▶ _Stated problem_
Find each line holding the word "temperature" and give the total alone.

[Dataset rows about figures]
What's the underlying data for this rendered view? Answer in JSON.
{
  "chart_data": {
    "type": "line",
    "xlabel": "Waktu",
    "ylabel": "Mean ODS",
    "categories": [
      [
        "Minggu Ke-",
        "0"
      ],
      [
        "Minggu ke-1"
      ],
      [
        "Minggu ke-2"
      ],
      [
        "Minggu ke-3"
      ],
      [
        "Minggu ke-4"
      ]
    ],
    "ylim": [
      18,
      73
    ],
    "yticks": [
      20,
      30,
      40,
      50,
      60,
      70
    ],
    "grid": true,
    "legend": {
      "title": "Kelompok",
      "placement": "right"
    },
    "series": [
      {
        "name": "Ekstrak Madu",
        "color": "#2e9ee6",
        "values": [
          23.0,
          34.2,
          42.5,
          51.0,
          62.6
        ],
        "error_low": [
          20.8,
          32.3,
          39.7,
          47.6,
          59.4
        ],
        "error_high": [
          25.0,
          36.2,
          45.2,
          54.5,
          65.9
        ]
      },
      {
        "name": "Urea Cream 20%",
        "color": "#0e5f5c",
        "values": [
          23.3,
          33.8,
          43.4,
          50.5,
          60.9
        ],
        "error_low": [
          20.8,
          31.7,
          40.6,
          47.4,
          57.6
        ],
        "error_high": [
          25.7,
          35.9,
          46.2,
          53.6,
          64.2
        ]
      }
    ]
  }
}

* * *

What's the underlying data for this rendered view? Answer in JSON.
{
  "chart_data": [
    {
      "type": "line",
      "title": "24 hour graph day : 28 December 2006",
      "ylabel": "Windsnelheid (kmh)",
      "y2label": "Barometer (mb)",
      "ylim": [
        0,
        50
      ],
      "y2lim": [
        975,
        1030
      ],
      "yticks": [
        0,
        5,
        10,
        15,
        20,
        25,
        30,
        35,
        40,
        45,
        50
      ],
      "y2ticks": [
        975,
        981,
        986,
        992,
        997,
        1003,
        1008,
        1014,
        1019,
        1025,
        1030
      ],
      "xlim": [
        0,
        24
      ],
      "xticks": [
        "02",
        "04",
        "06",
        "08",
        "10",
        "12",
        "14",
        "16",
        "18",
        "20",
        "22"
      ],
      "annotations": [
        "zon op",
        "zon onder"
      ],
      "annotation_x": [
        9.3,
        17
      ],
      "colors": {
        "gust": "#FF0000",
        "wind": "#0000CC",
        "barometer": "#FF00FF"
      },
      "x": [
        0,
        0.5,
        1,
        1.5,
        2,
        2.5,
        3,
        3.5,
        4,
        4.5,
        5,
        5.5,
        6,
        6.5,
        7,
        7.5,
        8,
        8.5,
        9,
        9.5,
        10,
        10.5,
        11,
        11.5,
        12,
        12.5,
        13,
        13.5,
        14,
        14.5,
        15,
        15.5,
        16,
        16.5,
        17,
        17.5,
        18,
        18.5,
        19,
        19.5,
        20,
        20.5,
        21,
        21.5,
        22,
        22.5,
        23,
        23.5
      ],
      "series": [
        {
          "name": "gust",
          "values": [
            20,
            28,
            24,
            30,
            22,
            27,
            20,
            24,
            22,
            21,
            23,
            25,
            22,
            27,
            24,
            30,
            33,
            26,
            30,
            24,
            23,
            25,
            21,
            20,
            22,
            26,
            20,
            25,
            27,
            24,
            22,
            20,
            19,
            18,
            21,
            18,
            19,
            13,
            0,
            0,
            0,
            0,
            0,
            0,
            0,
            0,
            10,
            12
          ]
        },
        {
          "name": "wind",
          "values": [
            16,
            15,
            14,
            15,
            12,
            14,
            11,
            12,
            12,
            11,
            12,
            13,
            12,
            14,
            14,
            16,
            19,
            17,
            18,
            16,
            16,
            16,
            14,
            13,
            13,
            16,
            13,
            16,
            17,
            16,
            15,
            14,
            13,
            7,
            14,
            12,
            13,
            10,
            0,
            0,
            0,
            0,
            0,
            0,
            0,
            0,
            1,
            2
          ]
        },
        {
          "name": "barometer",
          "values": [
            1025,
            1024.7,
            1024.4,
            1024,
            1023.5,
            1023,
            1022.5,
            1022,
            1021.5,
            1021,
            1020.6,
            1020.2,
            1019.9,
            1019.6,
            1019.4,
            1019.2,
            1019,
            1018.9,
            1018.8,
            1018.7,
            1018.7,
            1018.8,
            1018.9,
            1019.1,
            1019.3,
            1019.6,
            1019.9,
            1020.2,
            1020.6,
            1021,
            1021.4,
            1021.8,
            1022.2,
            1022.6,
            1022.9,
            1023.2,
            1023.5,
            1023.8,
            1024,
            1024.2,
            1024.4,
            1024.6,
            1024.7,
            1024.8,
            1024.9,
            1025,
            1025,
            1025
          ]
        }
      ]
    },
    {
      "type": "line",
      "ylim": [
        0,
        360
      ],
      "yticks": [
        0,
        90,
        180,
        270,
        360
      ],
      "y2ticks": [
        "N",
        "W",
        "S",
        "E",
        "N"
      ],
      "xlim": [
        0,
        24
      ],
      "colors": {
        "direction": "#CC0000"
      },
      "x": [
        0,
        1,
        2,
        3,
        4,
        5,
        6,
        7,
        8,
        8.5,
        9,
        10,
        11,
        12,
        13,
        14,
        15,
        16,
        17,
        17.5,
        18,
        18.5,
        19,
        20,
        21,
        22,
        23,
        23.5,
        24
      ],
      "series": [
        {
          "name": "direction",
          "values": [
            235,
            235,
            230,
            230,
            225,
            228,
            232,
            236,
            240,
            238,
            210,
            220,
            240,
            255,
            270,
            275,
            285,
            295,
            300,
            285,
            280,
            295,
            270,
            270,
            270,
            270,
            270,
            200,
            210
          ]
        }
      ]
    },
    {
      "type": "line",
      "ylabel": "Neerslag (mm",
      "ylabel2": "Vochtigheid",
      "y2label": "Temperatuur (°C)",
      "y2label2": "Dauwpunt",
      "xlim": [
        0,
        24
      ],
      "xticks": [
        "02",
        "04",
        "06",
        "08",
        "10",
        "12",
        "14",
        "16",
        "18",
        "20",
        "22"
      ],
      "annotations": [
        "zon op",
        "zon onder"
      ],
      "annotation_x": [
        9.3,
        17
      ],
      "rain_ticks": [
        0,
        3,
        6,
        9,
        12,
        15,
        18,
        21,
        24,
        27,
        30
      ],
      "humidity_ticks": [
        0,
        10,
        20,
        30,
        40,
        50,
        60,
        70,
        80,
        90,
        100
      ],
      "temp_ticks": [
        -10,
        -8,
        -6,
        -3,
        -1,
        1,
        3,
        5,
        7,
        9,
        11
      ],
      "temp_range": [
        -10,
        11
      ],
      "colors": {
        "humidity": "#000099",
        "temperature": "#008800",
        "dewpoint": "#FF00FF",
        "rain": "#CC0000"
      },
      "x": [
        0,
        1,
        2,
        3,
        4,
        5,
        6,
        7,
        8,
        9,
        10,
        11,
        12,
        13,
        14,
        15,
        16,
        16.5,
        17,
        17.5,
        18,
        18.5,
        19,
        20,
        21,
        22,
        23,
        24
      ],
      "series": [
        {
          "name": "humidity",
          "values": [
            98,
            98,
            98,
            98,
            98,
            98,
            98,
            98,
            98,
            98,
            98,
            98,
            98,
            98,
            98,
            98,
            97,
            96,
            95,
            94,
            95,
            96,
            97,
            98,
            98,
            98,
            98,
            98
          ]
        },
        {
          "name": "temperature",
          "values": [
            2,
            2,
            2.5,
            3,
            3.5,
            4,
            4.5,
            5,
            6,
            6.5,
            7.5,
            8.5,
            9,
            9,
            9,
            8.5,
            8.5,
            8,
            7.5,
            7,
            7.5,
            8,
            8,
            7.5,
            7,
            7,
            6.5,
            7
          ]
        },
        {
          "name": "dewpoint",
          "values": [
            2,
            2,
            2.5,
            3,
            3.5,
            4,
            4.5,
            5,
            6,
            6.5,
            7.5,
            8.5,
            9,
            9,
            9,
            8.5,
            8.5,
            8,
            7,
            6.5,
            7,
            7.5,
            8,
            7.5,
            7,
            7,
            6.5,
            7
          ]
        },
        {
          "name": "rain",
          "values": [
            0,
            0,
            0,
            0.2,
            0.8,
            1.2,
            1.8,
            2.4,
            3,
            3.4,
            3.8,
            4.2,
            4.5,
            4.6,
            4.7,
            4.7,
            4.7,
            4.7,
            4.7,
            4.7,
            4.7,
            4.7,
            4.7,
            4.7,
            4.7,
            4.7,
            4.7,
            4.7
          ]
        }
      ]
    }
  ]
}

==

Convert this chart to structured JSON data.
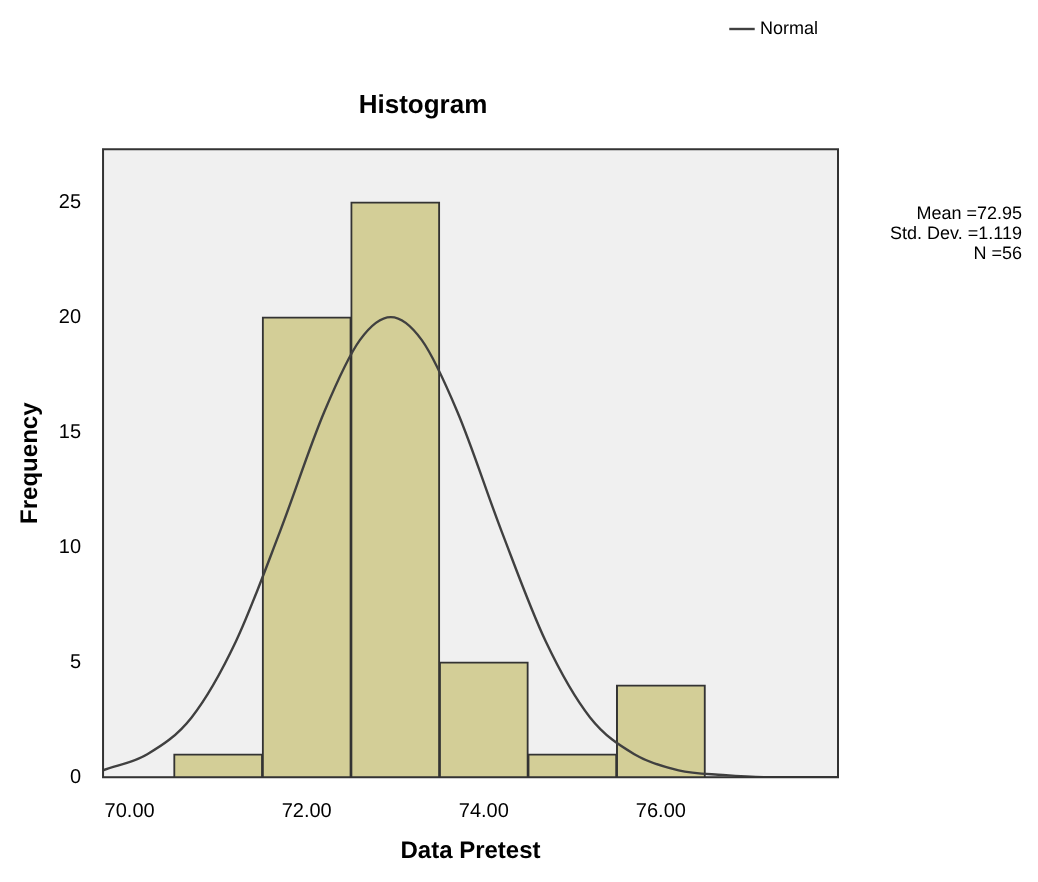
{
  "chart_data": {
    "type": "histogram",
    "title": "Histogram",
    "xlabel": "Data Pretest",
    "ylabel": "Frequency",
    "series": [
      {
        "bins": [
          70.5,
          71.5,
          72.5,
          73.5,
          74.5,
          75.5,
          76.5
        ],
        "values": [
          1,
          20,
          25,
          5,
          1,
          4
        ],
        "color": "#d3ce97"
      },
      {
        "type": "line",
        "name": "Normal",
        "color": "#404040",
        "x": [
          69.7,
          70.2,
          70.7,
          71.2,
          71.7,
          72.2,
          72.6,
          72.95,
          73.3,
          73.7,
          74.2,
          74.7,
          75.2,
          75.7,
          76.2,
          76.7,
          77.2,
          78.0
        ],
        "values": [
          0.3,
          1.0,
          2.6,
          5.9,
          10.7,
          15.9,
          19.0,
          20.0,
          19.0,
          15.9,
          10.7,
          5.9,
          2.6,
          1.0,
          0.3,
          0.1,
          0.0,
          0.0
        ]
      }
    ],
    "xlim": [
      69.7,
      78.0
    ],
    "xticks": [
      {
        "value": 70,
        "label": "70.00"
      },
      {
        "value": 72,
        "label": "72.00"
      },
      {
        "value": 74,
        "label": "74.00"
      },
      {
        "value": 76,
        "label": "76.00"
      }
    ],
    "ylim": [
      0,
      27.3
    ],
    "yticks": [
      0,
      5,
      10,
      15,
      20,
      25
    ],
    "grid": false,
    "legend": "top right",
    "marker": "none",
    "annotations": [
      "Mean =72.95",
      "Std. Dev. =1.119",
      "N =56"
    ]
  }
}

▶ _Expected output_
2